- **PROBLEM TO WORK ON**: Below is a listing; reproduce each line of it exactly.

[START AVAILABLE RECORDS]

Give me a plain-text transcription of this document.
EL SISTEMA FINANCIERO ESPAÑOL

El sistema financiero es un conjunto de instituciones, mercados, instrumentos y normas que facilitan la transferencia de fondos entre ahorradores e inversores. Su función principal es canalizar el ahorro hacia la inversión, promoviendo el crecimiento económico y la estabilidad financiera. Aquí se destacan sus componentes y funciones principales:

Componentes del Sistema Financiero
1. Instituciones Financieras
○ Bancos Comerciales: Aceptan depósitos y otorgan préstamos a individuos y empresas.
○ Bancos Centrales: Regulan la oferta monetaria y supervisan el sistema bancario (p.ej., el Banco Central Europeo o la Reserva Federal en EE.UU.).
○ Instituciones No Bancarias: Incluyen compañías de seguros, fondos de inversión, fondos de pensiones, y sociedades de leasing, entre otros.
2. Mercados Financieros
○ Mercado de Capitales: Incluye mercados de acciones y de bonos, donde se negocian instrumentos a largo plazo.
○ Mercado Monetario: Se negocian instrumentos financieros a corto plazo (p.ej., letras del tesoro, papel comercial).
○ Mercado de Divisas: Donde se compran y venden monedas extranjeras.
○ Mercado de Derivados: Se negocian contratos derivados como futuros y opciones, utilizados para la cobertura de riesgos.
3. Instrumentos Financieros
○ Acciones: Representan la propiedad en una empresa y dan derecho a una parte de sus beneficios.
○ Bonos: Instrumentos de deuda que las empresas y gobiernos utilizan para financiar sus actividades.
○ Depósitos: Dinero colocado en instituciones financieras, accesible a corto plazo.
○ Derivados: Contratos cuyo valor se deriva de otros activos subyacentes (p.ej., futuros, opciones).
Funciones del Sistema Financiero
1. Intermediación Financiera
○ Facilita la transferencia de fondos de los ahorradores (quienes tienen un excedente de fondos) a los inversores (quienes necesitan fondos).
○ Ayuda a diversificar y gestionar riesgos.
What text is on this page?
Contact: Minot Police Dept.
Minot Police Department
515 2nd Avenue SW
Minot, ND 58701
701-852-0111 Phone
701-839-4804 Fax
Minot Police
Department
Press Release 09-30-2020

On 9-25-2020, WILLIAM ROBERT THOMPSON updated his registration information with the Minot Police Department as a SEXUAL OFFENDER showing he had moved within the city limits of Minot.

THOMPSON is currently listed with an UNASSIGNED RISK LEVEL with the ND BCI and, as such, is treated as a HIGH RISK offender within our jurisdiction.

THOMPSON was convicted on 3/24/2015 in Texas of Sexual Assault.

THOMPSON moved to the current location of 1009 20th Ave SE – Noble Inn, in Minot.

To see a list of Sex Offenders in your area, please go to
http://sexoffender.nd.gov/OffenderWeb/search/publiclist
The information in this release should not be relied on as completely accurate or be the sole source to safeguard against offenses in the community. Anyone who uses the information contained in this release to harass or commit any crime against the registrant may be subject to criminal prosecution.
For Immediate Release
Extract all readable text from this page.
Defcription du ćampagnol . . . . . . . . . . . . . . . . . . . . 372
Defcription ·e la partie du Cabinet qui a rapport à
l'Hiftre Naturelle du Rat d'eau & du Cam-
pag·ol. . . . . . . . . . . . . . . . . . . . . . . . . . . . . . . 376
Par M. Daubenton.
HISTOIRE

[END AVAILABLE RECORDS]

- **THE REPLY**:
Give me a plain-text transcription of this document.
EL SISTEMA FINANCIERO ESPAÑOL

El sistema financiero es un conjunto de instituciones, mercados, instrumentos y normas que facilitan la transferencia de fondos entre ahorradores e inversores. Su función principal es canalizar el ahorro hacia la inversión, promoviendo el crecimiento económico y la estabilidad financiera. Aquí se destacan sus componentes y funciones principales:

Componentes del Sistema Financiero
1. Instituciones Financieras
○ Bancos Comerciales: Aceptan depósitos y otorgan préstamos a individuos y empresas.
○ Bancos Centrales: Regulan la oferta monetaria y supervisan el sistema bancario (p.ej., el Banco Central Europeo o la Reserva Federal en EE.UU.).
○ Instituciones No Bancarias: Incluyen compañías de seguros, fondos de inversión, fondos de pensiones, y sociedades de leasing, entre otros.
2. Mercados Financieros
○ Mercado de Capitales: Incluye mercados de acciones y de bonos, donde se negocian instrumentos a largo plazo.
○ Mercado Monetario: Se negocian instrumentos financieros a corto plazo (p.ej., letras del tesoro, papel comercial).
○ Mercado de Divisas: Donde se compran y venden monedas extranjeras.
○ Mercado de Derivados: Se negocian contratos derivados como futuros y opciones, utilizados para la cobertura de riesgos.
3. Instrumentos Financieros
○ Acciones: Representan la propiedad en una empresa y dan derecho a una parte de sus beneficios.
○ Bonos: Instrumentos de deuda que las empresas y gobiernos utilizan para financiar sus actividades.
○ Depósitos: Dinero colocado en instituciones financieras, accesible a corto plazo.
○ Derivados: Contratos cuyo valor se deriva de otros activos subyacentes (p.ej., futuros, opciones).
Funciones del Sistema Financiero
1. Intermediación Financiera
○ Facilita la transferencia de fondos de los ahorradores (quienes tienen un excedente de fondos) a los inversores (quienes necesitan fondos).
○ Ayuda a diversificar y gestionar riesgos.
What text is on this page?
Contact: Minot Police Dept.
Minot Police Department
515 2nd Avenue SW
Minot, ND 58701
701-852-0111 Phone
701-839-4804 Fax
Minot Police
Department
Press Release 09-30-2020

On 9-25-2020, WILLIAM ROBERT THOMPSON updated his registration information with the Minot Police Department as a SEXUAL OFFENDER showing he had moved within the city limits of Minot.

THOMPSON is currently listed with an UNASSIGNED RISK LEVEL with the ND BCI and, as such, is treated as a HIGH RISK offender within our jurisdiction.

THOMPSON was convicted on 3/24/2015 in Texas of Sexual Assault.

THOMPSON moved to the current location of 1009 20th Ave SE – Noble Inn, in Minot.

To see a list of Sex Offenders in your area, please go to
http://sexoffender.nd.gov/OffenderWeb/search/publiclist
The information in this release should not be relied on as completely accurate or be the sole source to safeguard against offenses in the community. Anyone who uses the information contained in this release to harass or commit any crime against the registrant may be subject to criminal prosecution.
For Immediate Release
Extract all readable text from this page.
Defcription du ćampagnol . . . . . . . . . . . . . . . . . . . . 372
Defcription ·e la partie du Cabinet qui a rapport à
l'Hiftre Naturelle du Rat d'eau & du Cam-
pag·ol. . . . . . . . . . . . . . . . . . . . . . . . . . . . . . . 376
Par M. Daubenton.
HISTOIRE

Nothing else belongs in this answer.